▶ **SOURCE DATA**:
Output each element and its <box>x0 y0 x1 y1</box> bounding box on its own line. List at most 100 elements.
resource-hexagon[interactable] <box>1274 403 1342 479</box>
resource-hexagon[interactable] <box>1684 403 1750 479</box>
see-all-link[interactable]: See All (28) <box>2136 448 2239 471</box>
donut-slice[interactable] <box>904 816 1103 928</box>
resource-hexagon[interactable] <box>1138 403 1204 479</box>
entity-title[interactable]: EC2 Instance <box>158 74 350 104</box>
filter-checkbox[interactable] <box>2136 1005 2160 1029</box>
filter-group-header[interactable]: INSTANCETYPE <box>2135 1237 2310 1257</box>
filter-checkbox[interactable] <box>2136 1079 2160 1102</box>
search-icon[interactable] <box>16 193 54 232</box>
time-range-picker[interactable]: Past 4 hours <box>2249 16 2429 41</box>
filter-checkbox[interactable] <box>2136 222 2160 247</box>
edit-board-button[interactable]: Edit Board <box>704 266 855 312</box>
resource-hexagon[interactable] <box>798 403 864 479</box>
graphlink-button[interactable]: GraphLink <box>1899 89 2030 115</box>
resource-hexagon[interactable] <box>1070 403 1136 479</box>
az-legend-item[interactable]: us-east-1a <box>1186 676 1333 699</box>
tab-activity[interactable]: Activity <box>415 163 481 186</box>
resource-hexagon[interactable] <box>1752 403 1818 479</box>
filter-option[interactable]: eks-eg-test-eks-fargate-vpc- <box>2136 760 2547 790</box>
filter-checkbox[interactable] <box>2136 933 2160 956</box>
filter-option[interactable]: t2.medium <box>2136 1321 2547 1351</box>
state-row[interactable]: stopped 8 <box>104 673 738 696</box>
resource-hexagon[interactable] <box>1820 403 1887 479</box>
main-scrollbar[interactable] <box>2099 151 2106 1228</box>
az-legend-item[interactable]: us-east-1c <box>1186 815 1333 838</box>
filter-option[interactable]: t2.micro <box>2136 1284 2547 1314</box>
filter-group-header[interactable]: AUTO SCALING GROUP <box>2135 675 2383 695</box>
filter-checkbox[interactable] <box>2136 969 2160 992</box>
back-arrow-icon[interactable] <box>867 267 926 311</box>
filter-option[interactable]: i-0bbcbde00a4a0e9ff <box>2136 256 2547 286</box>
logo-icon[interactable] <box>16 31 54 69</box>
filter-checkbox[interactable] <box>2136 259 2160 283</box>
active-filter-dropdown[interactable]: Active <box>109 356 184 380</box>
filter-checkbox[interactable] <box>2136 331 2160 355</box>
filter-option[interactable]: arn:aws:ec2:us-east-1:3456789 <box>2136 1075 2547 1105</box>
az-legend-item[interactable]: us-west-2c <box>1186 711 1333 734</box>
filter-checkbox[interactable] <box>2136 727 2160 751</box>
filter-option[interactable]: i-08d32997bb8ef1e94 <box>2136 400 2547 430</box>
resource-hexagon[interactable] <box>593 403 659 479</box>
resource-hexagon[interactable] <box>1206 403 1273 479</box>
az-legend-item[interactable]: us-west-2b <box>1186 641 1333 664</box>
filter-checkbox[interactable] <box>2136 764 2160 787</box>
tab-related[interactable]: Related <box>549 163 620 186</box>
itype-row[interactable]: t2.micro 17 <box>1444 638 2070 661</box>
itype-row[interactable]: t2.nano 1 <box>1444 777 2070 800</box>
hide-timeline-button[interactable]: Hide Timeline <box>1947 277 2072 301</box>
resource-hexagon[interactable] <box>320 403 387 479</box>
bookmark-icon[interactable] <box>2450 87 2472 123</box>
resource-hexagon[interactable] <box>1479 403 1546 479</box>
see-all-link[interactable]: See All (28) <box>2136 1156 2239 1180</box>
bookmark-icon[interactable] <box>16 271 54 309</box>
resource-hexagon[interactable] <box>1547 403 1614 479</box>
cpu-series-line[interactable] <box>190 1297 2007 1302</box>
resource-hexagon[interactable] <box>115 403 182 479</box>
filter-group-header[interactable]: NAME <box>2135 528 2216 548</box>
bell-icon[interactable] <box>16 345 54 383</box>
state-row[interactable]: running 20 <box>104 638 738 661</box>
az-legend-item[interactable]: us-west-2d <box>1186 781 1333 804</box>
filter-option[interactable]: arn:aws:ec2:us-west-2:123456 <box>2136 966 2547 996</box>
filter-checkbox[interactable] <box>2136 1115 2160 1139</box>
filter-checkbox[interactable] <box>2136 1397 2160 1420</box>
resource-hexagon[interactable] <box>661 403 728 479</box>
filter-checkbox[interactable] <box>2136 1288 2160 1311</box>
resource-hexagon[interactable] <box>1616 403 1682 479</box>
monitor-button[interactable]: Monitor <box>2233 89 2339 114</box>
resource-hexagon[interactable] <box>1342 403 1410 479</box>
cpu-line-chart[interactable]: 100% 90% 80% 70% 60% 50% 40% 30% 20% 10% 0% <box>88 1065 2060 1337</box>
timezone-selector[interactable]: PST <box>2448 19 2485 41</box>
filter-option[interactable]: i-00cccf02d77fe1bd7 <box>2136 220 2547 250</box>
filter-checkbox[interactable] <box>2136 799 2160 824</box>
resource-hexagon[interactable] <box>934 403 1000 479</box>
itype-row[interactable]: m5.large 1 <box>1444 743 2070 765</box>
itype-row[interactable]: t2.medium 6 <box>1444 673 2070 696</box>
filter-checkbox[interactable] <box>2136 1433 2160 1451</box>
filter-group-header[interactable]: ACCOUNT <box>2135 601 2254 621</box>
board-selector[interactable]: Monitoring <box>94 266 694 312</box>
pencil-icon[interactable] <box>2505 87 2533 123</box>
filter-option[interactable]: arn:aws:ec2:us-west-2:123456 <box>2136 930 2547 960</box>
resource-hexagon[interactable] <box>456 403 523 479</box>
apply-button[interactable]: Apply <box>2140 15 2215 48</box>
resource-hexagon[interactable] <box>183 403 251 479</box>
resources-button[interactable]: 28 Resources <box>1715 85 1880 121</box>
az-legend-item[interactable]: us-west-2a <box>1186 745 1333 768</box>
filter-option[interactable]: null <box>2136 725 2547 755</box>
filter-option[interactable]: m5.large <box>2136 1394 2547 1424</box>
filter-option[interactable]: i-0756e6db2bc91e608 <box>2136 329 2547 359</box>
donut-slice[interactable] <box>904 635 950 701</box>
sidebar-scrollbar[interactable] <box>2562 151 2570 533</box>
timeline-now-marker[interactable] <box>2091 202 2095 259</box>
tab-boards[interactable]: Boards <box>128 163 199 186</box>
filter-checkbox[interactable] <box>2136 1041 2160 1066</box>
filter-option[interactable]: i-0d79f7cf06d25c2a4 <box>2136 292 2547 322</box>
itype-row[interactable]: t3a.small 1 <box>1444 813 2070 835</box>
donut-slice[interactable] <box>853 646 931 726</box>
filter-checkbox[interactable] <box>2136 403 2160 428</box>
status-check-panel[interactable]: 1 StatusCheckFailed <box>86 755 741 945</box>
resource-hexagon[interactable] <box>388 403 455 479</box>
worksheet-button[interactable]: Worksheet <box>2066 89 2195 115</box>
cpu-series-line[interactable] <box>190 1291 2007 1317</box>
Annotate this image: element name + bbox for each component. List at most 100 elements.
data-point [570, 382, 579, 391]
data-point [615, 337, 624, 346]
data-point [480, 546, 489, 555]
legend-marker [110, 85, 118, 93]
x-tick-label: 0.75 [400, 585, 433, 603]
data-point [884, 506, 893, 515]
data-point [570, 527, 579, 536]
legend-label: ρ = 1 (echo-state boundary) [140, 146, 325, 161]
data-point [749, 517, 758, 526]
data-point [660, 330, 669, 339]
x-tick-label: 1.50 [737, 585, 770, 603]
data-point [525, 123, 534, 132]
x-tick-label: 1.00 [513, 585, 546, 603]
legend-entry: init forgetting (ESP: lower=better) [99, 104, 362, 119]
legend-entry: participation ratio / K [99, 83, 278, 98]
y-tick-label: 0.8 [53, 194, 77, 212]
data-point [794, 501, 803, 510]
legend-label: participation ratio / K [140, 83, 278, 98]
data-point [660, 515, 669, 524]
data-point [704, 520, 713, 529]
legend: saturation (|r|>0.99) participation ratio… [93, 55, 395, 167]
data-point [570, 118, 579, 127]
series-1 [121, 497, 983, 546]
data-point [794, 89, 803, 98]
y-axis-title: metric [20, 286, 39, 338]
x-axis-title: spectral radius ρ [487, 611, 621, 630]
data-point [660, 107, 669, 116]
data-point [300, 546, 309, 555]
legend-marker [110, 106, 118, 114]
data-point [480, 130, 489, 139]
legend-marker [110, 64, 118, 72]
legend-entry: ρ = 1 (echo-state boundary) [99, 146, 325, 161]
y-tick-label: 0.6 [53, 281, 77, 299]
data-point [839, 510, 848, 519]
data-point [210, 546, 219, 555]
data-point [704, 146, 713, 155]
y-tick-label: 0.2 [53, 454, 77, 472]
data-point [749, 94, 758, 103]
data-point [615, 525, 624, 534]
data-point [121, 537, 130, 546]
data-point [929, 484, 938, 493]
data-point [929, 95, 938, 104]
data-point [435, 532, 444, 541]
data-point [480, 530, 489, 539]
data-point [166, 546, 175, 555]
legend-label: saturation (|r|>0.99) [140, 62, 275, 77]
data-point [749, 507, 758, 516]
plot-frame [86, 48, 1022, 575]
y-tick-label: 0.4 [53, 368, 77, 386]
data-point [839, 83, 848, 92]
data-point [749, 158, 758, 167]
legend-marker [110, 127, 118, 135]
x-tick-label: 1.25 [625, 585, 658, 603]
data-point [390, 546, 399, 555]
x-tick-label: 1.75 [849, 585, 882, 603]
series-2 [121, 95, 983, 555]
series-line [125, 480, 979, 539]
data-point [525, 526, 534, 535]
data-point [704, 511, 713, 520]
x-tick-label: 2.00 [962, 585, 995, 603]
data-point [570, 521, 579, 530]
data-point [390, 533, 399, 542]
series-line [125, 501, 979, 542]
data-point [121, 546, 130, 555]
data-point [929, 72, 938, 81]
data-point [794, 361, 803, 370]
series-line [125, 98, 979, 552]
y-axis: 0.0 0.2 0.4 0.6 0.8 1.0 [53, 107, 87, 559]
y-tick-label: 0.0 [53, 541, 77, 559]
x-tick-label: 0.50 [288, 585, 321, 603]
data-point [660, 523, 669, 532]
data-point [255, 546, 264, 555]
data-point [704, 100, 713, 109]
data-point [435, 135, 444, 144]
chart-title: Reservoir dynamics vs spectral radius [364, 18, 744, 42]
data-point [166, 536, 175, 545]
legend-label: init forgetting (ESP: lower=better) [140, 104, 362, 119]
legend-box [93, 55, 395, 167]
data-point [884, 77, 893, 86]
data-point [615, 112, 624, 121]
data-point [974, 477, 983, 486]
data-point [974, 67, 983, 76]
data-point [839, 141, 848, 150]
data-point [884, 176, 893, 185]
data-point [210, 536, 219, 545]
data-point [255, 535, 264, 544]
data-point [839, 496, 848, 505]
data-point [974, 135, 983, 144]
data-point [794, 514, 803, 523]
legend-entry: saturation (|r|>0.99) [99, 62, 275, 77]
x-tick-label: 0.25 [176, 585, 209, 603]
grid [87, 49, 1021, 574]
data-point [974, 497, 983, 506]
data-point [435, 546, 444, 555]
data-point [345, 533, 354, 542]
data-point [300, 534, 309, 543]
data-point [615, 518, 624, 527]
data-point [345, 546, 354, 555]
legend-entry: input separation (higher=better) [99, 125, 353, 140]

▶ **YOUR GOAL**: Update the lines from the first one up to and including the line with "filter-checkbox[interactable] <box>2136 222", replacing each "resource-hexagon" with "hex-tile" and changing nothing else. Give only those lines.

▶ **TASK RESPONSE**:
Output each element and its <box>x0 y0 x1 y1</box> bounding box on its own line. List at most 100 elements.
hex-tile[interactable] <box>1274 403 1342 479</box>
hex-tile[interactable] <box>1684 403 1750 479</box>
see-all-link[interactable]: See All (28) <box>2136 448 2239 471</box>
donut-slice[interactable] <box>904 816 1103 928</box>
hex-tile[interactable] <box>1138 403 1204 479</box>
entity-title[interactable]: EC2 Instance <box>158 74 350 104</box>
filter-checkbox[interactable] <box>2136 1005 2160 1029</box>
filter-group-header[interactable]: INSTANCETYPE <box>2135 1237 2310 1257</box>
filter-checkbox[interactable] <box>2136 1079 2160 1102</box>
search-icon[interactable] <box>16 193 54 232</box>
time-range-picker[interactable]: Past 4 hours <box>2249 16 2429 41</box>
filter-checkbox[interactable] <box>2136 222 2160 247</box>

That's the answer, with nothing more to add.